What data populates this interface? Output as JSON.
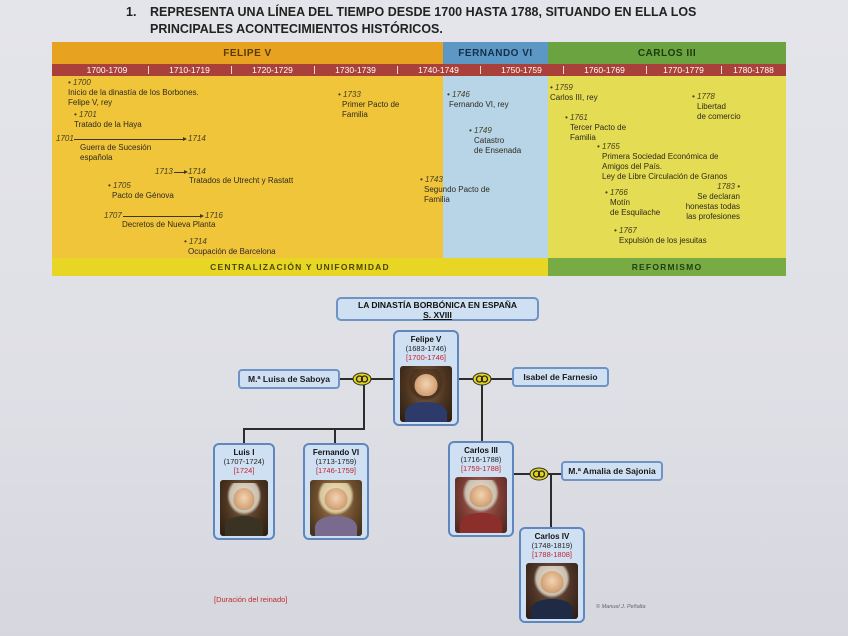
{
  "exercise": {
    "number": "1.",
    "text": "REPRESENTA UNA LÍNEA DEL TIEMPO DESDE 1700 HASTA 1788, SITUANDO EN ELLA LOS PRINCIPALES ACONTECIMIENTOS HISTÓRICOS."
  },
  "timeline": {
    "reigns": [
      "FELIPE V",
      "FERNANDO VI",
      "CARLOS III"
    ],
    "decades": [
      "1700-1709",
      "1710-1719",
      "1720-1729",
      "1730-1739",
      "1740-1749",
      "1750-1759",
      "1760-1769",
      "1770-1779",
      "1780-1788"
    ],
    "footers": [
      "CENTRALIZACIÓN Y UNIFORMIDAD",
      "REFORMISMO"
    ],
    "events": [
      {
        "year": "• 1700",
        "lines": [
          "Inicio de la dinastía de los Borbones.",
          "Felipe V, rey"
        ]
      },
      {
        "year": "• 1701",
        "lines": [
          "Tratado de la Haya"
        ]
      },
      {
        "year": "1701",
        "end": "1714",
        "lines": [
          "Guerra de Sucesión",
          "española"
        ]
      },
      {
        "year": "1713",
        "end": "1714",
        "lines": [
          "Tratados de Utrecht y Rastatt"
        ]
      },
      {
        "year": "• 1705",
        "lines": [
          "Pacto de Génova"
        ]
      },
      {
        "year": "1707",
        "end": "1716",
        "lines": [
          "Decretos de Nueva Planta"
        ]
      },
      {
        "year": "• 1714",
        "lines": [
          "Ocupación de Barcelona"
        ]
      },
      {
        "year": "• 1733",
        "lines": [
          "Primer Pacto de",
          "Familia"
        ]
      },
      {
        "year": "• 1743",
        "lines": [
          "Segundo Pacto de",
          "Familia"
        ]
      },
      {
        "year": "• 1746",
        "lines": [
          "Fernando VI, rey"
        ]
      },
      {
        "year": "• 1749",
        "lines": [
          "Catastro",
          "de Ensenada"
        ]
      },
      {
        "year": "• 1759",
        "lines": [
          "Carlos III, rey"
        ]
      },
      {
        "year": "• 1761",
        "lines": [
          "Tercer Pacto de",
          "Familia"
        ]
      },
      {
        "year": "• 1765",
        "lines": [
          "Primera Sociedad Económica de",
          "Amigos del País.",
          "Ley de Libre Circulación de Granos"
        ]
      },
      {
        "year": "• 1766",
        "lines": [
          "Motín",
          "de Esquilache"
        ]
      },
      {
        "year": "• 1767",
        "lines": [
          "Expulsión de los jesuitas"
        ]
      },
      {
        "year": "• 1778",
        "lines": [
          "Libertad",
          "de comercio"
        ]
      },
      {
        "year": "1783 •",
        "lines": [
          "Se declaran",
          "honestas todas",
          "las profesiones"
        ]
      }
    ]
  },
  "dynasty": {
    "title_line1": "LA DINASTÍA BORBÓNICA EN ESPAÑA",
    "title_line2": "S. XVIII",
    "kings": [
      {
        "name": "Felipe V",
        "life": "(1683-1746)",
        "reign": "[1700-1746]"
      },
      {
        "name": "Luis I",
        "life": "(1707-1724)",
        "reign": "[1724]"
      },
      {
        "name": "Fernando VI",
        "life": "(1713-1759)",
        "reign": "[1746-1759]"
      },
      {
        "name": "Carlos III",
        "life": "(1716-1788)",
        "reign": "[1759-1788]"
      },
      {
        "name": "Carlos IV",
        "life": "(1748-1819)",
        "reign": "[1788-1808]"
      }
    ],
    "spouses": [
      "M.ª Luisa de Saboya",
      "Isabel de Farnesio",
      "M.ª Amalia de Sajonia"
    ],
    "note": "[Duración del reinado]",
    "credit": "© Manuel J. Peñalta"
  }
}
+ + + + +
Transcribe the records above exactly as they appear, leaving out any pictures.

What data populates this interface? Output as JSON.
{
  "exercise": {
    "number": "1.",
    "text": "REPRESENTA UNA LÍNEA DEL TIEMPO DESDE 1700 HASTA 1788, SITUANDO EN ELLA LOS PRINCIPALES ACONTECIMIENTOS HISTÓRICOS."
  },
  "timeline": {
    "reigns": [
      "FELIPE V",
      "FERNANDO VI",
      "CARLOS III"
    ],
    "decades": [
      "1700-1709",
      "1710-1719",
      "1720-1729",
      "1730-1739",
      "1740-1749",
      "1750-1759",
      "1760-1769",
      "1770-1779",
      "1780-1788"
    ],
    "footers": [
      "CENTRALIZACIÓN Y UNIFORMIDAD",
      "REFORMISMO"
    ],
    "events": [
      {
        "year": "• 1700",
        "lines": [
          "Inicio de la dinastía de los Borbones.",
          "Felipe V, rey"
        ]
      },
      {
        "year": "• 1701",
        "lines": [
          "Tratado de la Haya"
        ]
      },
      {
        "year": "1701",
        "end": "1714",
        "lines": [
          "Guerra de Sucesión",
          "española"
        ]
      },
      {
        "year": "1713",
        "end": "1714",
        "lines": [
          "Tratados de Utrecht y Rastatt"
        ]
      },
      {
        "year": "• 1705",
        "lines": [
          "Pacto de Génova"
        ]
      },
      {
        "year": "1707",
        "end": "1716",
        "lines": [
          "Decretos de Nueva Planta"
        ]
      },
      {
        "year": "• 1714",
        "lines": [
          "Ocupación de Barcelona"
        ]
      },
      {
        "year": "• 1733",
        "lines": [
          "Primer Pacto de",
          "Familia"
        ]
      },
      {
        "year": "• 1743",
        "lines": [
          "Segundo Pacto de",
          "Familia"
        ]
      },
      {
        "year": "• 1746",
        "lines": [
          "Fernando VI, rey"
        ]
      },
      {
        "year": "• 1749",
        "lines": [
          "Catastro",
          "de Ensenada"
        ]
      },
      {
        "year": "• 1759",
        "lines": [
          "Carlos III, rey"
        ]
      },
      {
        "year": "• 1761",
        "lines": [
          "Tercer Pacto de",
          "Familia"
        ]
      },
      {
        "year": "• 1765",
        "lines": [
          "Primera Sociedad Económica de",
          "Amigos del País.",
          "Ley de Libre Circulación de Granos"
        ]
      },
      {
        "year": "• 1766",
        "lines": [
          "Motín",
          "de Esquilache"
        ]
      },
      {
        "year": "• 1767",
        "lines": [
          "Expulsión de los jesuitas"
        ]
      },
      {
        "year": "• 1778",
        "lines": [
          "Libertad",
          "de comercio"
        ]
      },
      {
        "year": "1783 •",
        "lines": [
          "Se declaran",
          "honestas todas",
          "las profesiones"
        ]
      }
    ]
  },
  "dynasty": {
    "title_line1": "LA DINASTÍA BORBÓNICA EN ESPAÑA",
    "title_line2": "S. XVIII",
    "kings": [
      {
        "name": "Felipe V",
        "life": "(1683-1746)",
        "reign": "[1700-1746]"
      },
      {
        "name": "Luis I",
        "life": "(1707-1724)",
        "reign": "[1724]"
      },
      {
        "name": "Fernando VI",
        "life": "(1713-1759)",
        "reign": "[1746-1759]"
      },
      {
        "name": "Carlos III",
        "life": "(1716-1788)",
        "reign": "[1759-1788]"
      },
      {
        "name": "Carlos IV",
        "life": "(1748-1819)",
        "reign": "[1788-1808]"
      }
    ],
    "spouses": [
      "M.ª Luisa de Saboya",
      "Isabel de Farnesio",
      "M.ª Amalia de Sajonia"
    ],
    "note": "[Duración del reinado]",
    "credit": "© Manuel J. Peñalta"
  }
}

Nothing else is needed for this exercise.